What to work on: Identify all lines below that hold "title" and collect them.

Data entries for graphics
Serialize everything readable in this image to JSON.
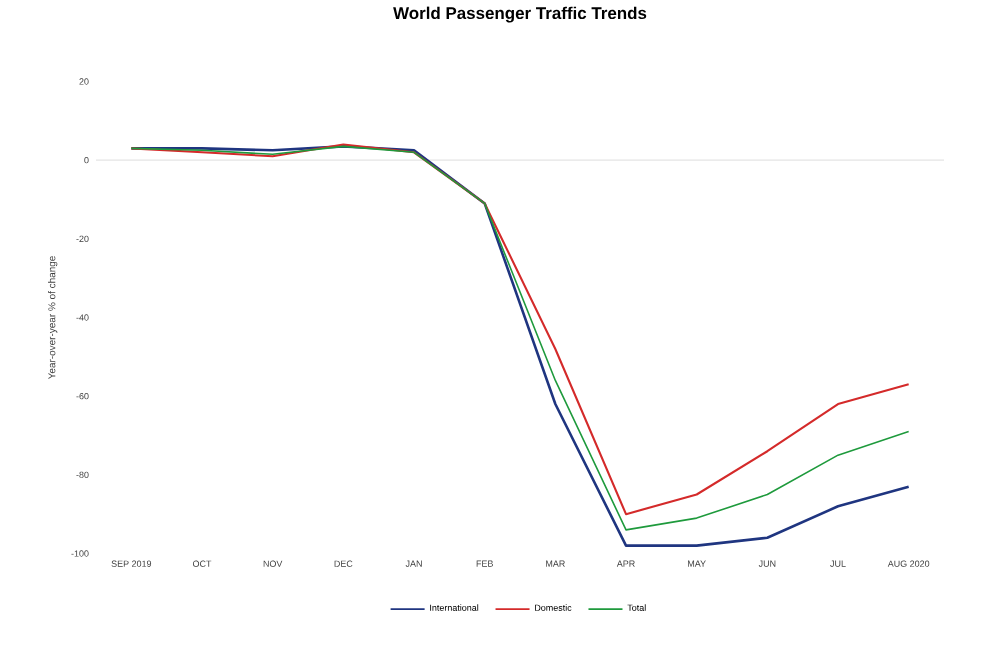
{
  "chart_data": {
    "type": "line",
    "title": "World Passenger Traffic Trends",
    "ylabel": "Year-over-year % of change",
    "categories": [
      "SEP 2019",
      "OCT",
      "NOV",
      "DEC",
      "JAN",
      "FEB",
      "MAR",
      "APR",
      "MAY",
      "JUN",
      "JUL",
      "AUG 2020"
    ],
    "series": [
      {
        "name": "International",
        "color": "#1f3580",
        "values": [
          3,
          3,
          2.5,
          3.5,
          2.5,
          -11,
          -62,
          -98,
          -98,
          -96,
          -88,
          -83
        ]
      },
      {
        "name": "Domestic",
        "color": "#d42a2a",
        "values": [
          3,
          2,
          1,
          4,
          2,
          -11,
          -48,
          -90,
          -85,
          -74,
          -62,
          -57
        ]
      },
      {
        "name": "Total",
        "color": "#1e9a3c",
        "values": [
          3,
          2.5,
          1.5,
          3.5,
          2,
          -11,
          -56,
          -94,
          -91,
          -85,
          -75,
          -69
        ]
      }
    ],
    "ylim": [
      -100,
      20
    ],
    "yticks": [
      -100,
      -80,
      -60,
      -40,
      -20,
      0,
      20
    ],
    "ref_lines": [
      {
        "axis": "y",
        "value": 0,
        "color": "#e4e4e4"
      }
    ],
    "grid": false,
    "legend": "bottom",
    "marker": "none",
    "line_style": "solid"
  }
}
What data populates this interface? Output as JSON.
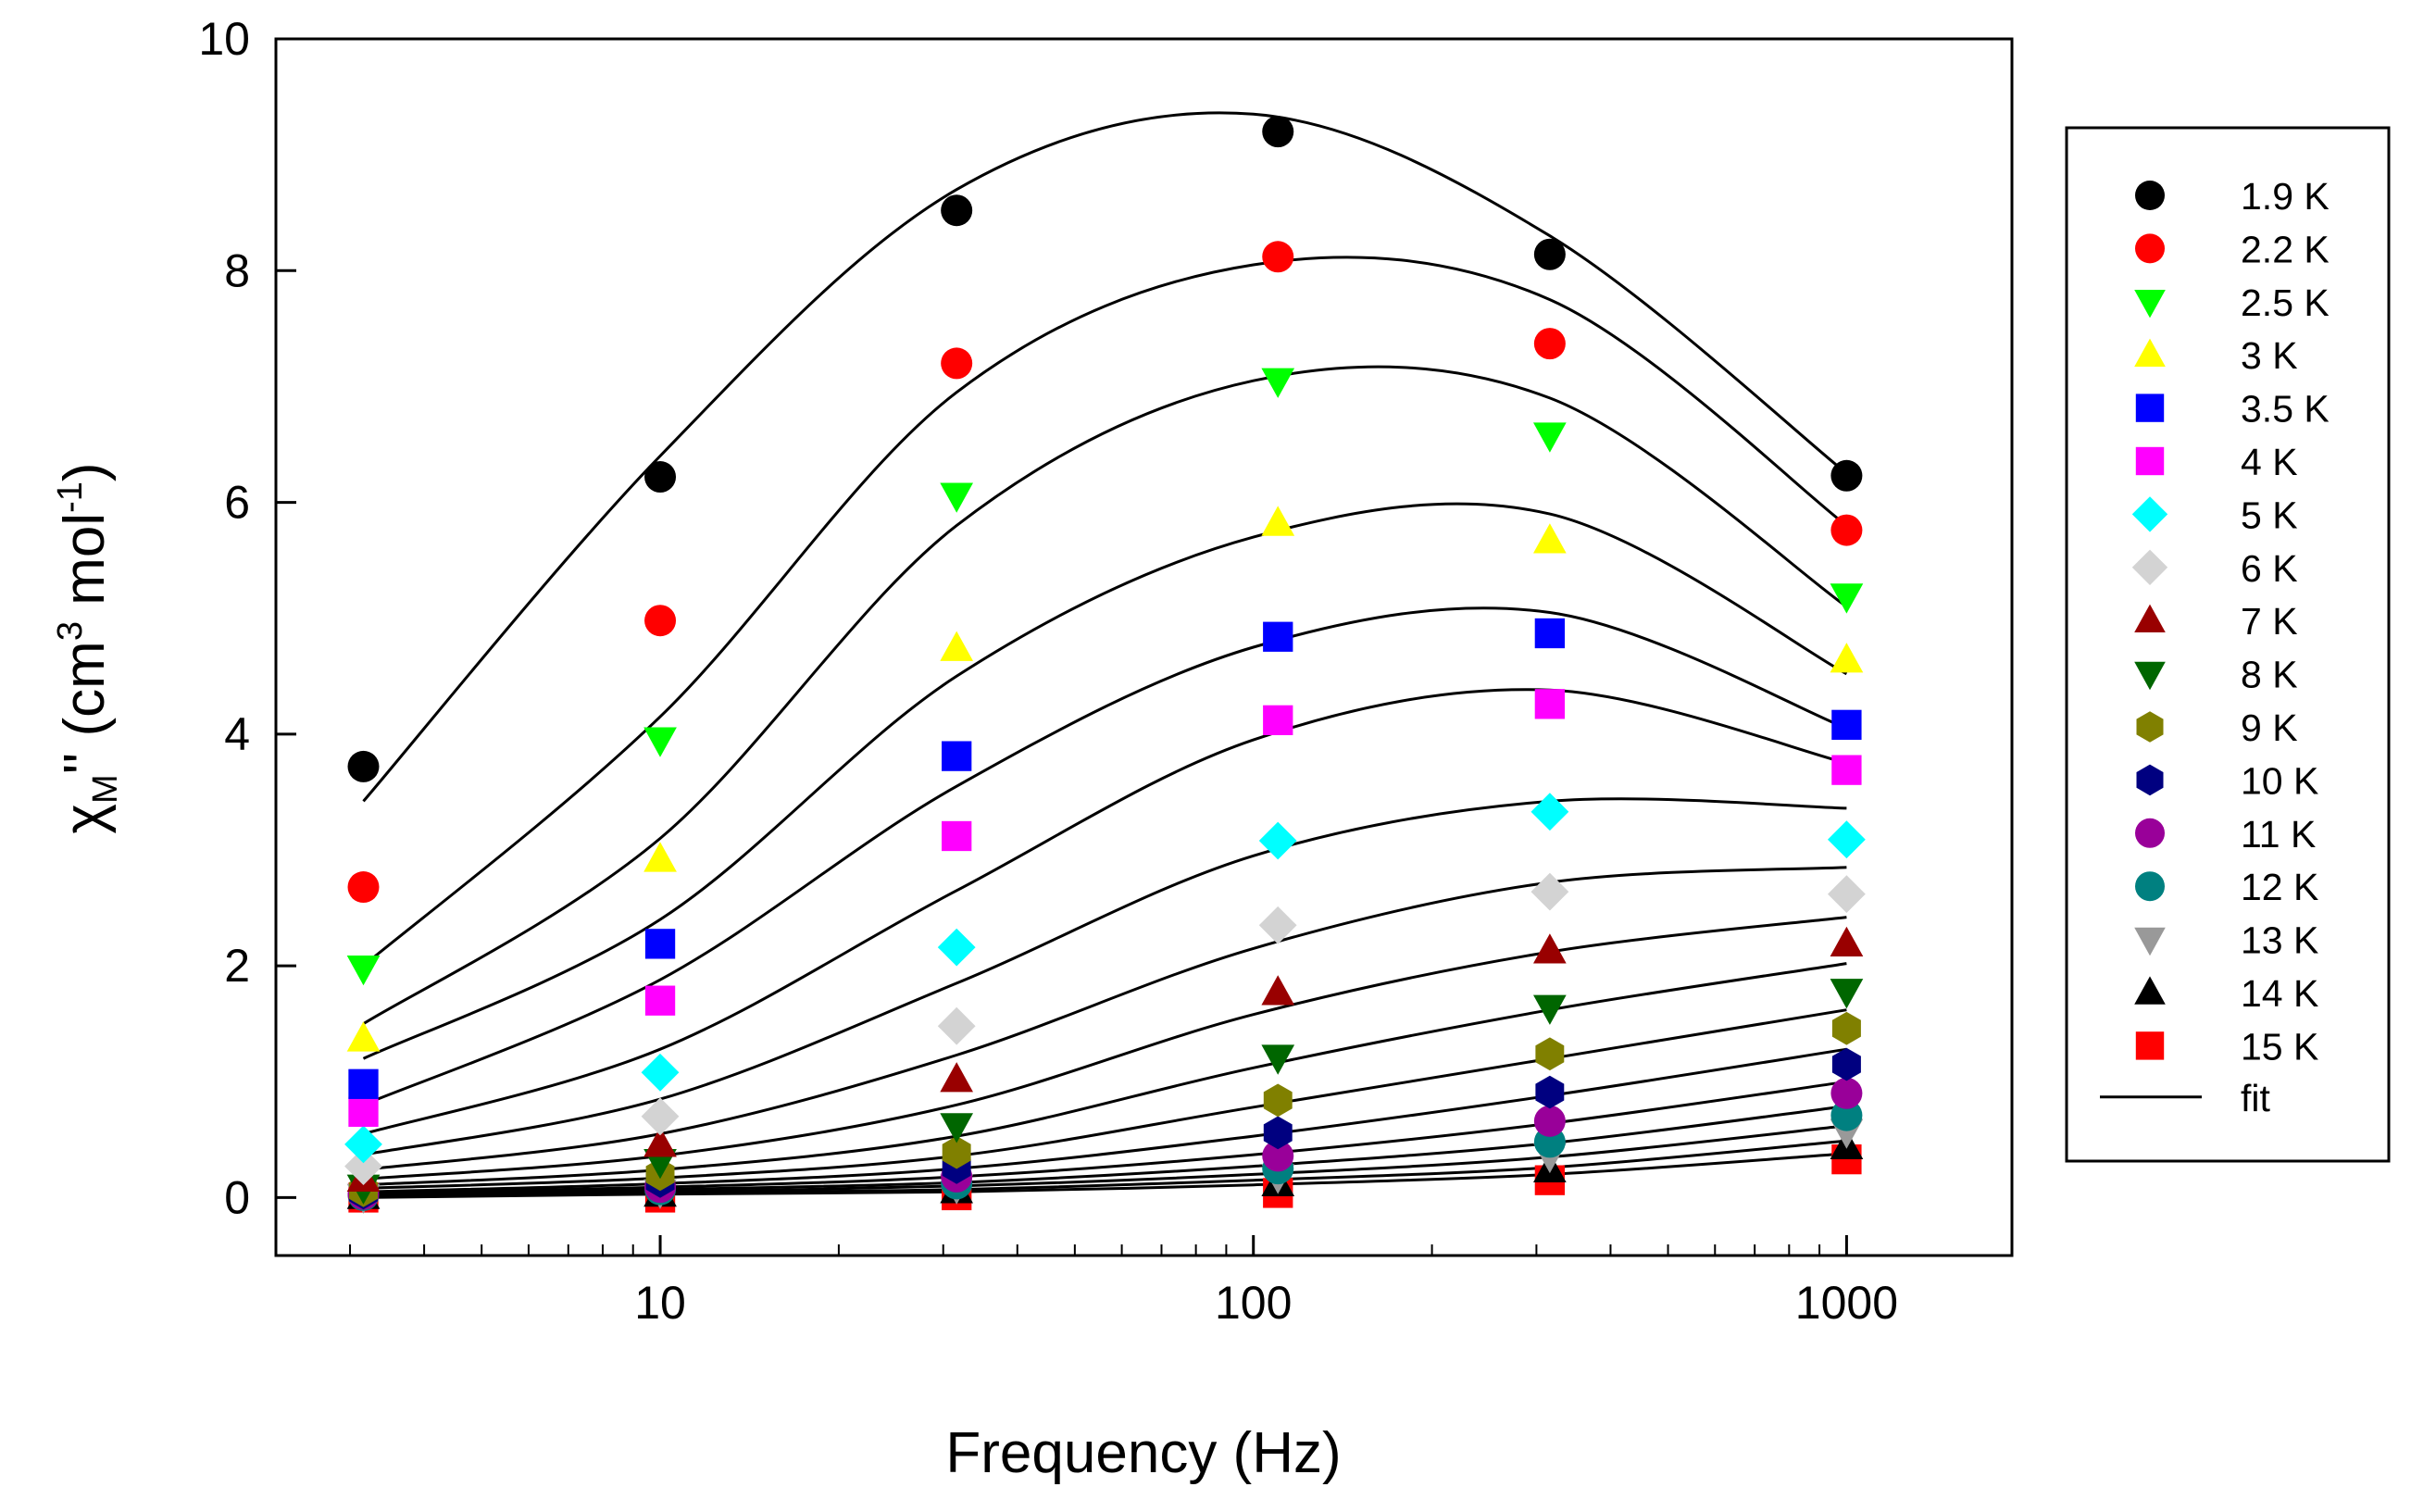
{
  "chart_data": {
    "type": "scatter",
    "title": "",
    "xlabel": "Frequency (Hz)",
    "ylabel": {
      "base": "χ",
      "sub": "M",
      "mid": "'' (cm",
      "sup1": "3",
      "mid2": " mol",
      "sup2": "-1",
      "end": ")"
    },
    "x_scale": "log",
    "xlim": [
      2.25,
      1900
    ],
    "ylim": [
      -0.5,
      10
    ],
    "x_ticks": [
      10,
      100,
      1000
    ],
    "x_tick_labels": [
      "10",
      "100",
      "1000"
    ],
    "y_ticks": [
      0,
      2,
      4,
      6,
      8,
      10
    ],
    "y_tick_labels": [
      "0",
      "2",
      "4",
      "6",
      "8",
      "10"
    ],
    "x": [
      3.16,
      10,
      31.6,
      110,
      316,
      1000
    ],
    "legend_position": "right",
    "series": [
      {
        "name": "1.9 K",
        "marker": "circle",
        "color": "#000000",
        "values": [
          3.72,
          6.22,
          8.52,
          9.2,
          8.14,
          6.23
        ]
      },
      {
        "name": "2.2 K",
        "marker": "circle",
        "color": "#ff0000",
        "values": [
          2.68,
          4.98,
          7.2,
          8.12,
          7.37,
          5.76
        ]
      },
      {
        "name": "2.5 K",
        "marker": "triangle-down",
        "color": "#00ff00",
        "values": [
          1.98,
          3.95,
          6.06,
          7.05,
          6.58,
          5.19
        ]
      },
      {
        "name": "3 K",
        "marker": "triangle-up",
        "color": "#ffff00",
        "values": [
          1.37,
          2.92,
          4.74,
          5.82,
          5.67,
          4.64
        ]
      },
      {
        "name": "3.5 K",
        "marker": "square",
        "color": "#0000ff",
        "values": [
          0.98,
          2.19,
          3.81,
          4.84,
          4.87,
          4.08
        ]
      },
      {
        "name": "4 K",
        "marker": "square",
        "color": "#ff00ff",
        "values": [
          0.74,
          1.7,
          3.12,
          4.12,
          4.26,
          3.69
        ]
      },
      {
        "name": "5 K",
        "marker": "diamond",
        "color": "#00ffff",
        "values": [
          0.46,
          1.08,
          2.16,
          3.08,
          3.33,
          3.09
        ]
      },
      {
        "name": "6 K",
        "marker": "diamond",
        "color": "#d3d3d3",
        "values": [
          0.27,
          0.7,
          1.48,
          2.35,
          2.64,
          2.62
        ]
      },
      {
        "name": "7 K",
        "marker": "triangle-up",
        "color": "#990000",
        "values": [
          0.16,
          0.46,
          1.02,
          1.77,
          2.13,
          2.19
        ]
      },
      {
        "name": "8 K",
        "marker": "triangle-down",
        "color": "#006600",
        "values": [
          0.09,
          0.31,
          0.62,
          1.21,
          1.64,
          1.78
        ]
      },
      {
        "name": "9 K",
        "marker": "hexagon",
        "color": "#808000",
        "values": [
          0.06,
          0.2,
          0.39,
          0.84,
          1.24,
          1.46
        ]
      },
      {
        "name": "10 K",
        "marker": "hexagon",
        "color": "#000080",
        "values": [
          0.04,
          0.14,
          0.26,
          0.56,
          0.91,
          1.15
        ]
      },
      {
        "name": "11 K",
        "marker": "circle",
        "color": "#990099",
        "values": [
          0.03,
          0.09,
          0.18,
          0.36,
          0.66,
          0.9
        ]
      },
      {
        "name": "12 K",
        "marker": "circle",
        "color": "#008080",
        "values": [
          0.02,
          0.07,
          0.12,
          0.25,
          0.48,
          0.71
        ]
      },
      {
        "name": "13 K",
        "marker": "triangle-down",
        "color": "#999999",
        "values": [
          0.01,
          0.05,
          0.09,
          0.18,
          0.36,
          0.57
        ]
      },
      {
        "name": "14 K",
        "marker": "triangle-up",
        "color": "#000000",
        "values": [
          0.01,
          0.03,
          0.06,
          0.12,
          0.24,
          0.44
        ]
      },
      {
        "name": "15 K",
        "marker": "square",
        "color": "#ff0000",
        "values": [
          0.0,
          0.0,
          0.02,
          0.04,
          0.15,
          0.33
        ]
      }
    ],
    "fit": {
      "name": "fit",
      "color": "#000000",
      "x": [
        3.16,
        10,
        31.6,
        100,
        316,
        1000
      ],
      "curves": [
        [
          3.42,
          6.4,
          8.7,
          9.35,
          8.3,
          6.25
        ],
        [
          2.0,
          4.15,
          6.95,
          8.05,
          7.75,
          5.8
        ],
        [
          1.5,
          3.1,
          5.8,
          7.05,
          6.9,
          5.1
        ],
        [
          1.2,
          2.4,
          4.5,
          5.7,
          5.9,
          4.52
        ],
        [
          0.8,
          1.88,
          3.55,
          4.75,
          5.05,
          4.05
        ],
        [
          0.55,
          1.28,
          2.65,
          3.95,
          4.38,
          3.75
        ],
        [
          0.37,
          0.85,
          1.85,
          2.95,
          3.42,
          3.36
        ],
        [
          0.24,
          0.55,
          1.23,
          2.15,
          2.72,
          2.85
        ],
        [
          0.16,
          0.36,
          0.8,
          1.58,
          2.12,
          2.42
        ],
        [
          0.11,
          0.24,
          0.53,
          1.12,
          1.62,
          2.02
        ],
        [
          0.08,
          0.17,
          0.36,
          0.78,
          1.2,
          1.62
        ],
        [
          0.05,
          0.12,
          0.25,
          0.53,
          0.88,
          1.28
        ],
        [
          0.04,
          0.09,
          0.18,
          0.37,
          0.64,
          1.0
        ],
        [
          0.03,
          0.07,
          0.13,
          0.27,
          0.47,
          0.79
        ],
        [
          0.02,
          0.05,
          0.1,
          0.2,
          0.35,
          0.62
        ],
        [
          0.01,
          0.04,
          0.07,
          0.15,
          0.26,
          0.49
        ],
        [
          0.0,
          0.03,
          0.05,
          0.11,
          0.2,
          0.38
        ]
      ]
    }
  }
}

Written answer:
    "title": "World Passenger Traffic Trends",
    "title": "",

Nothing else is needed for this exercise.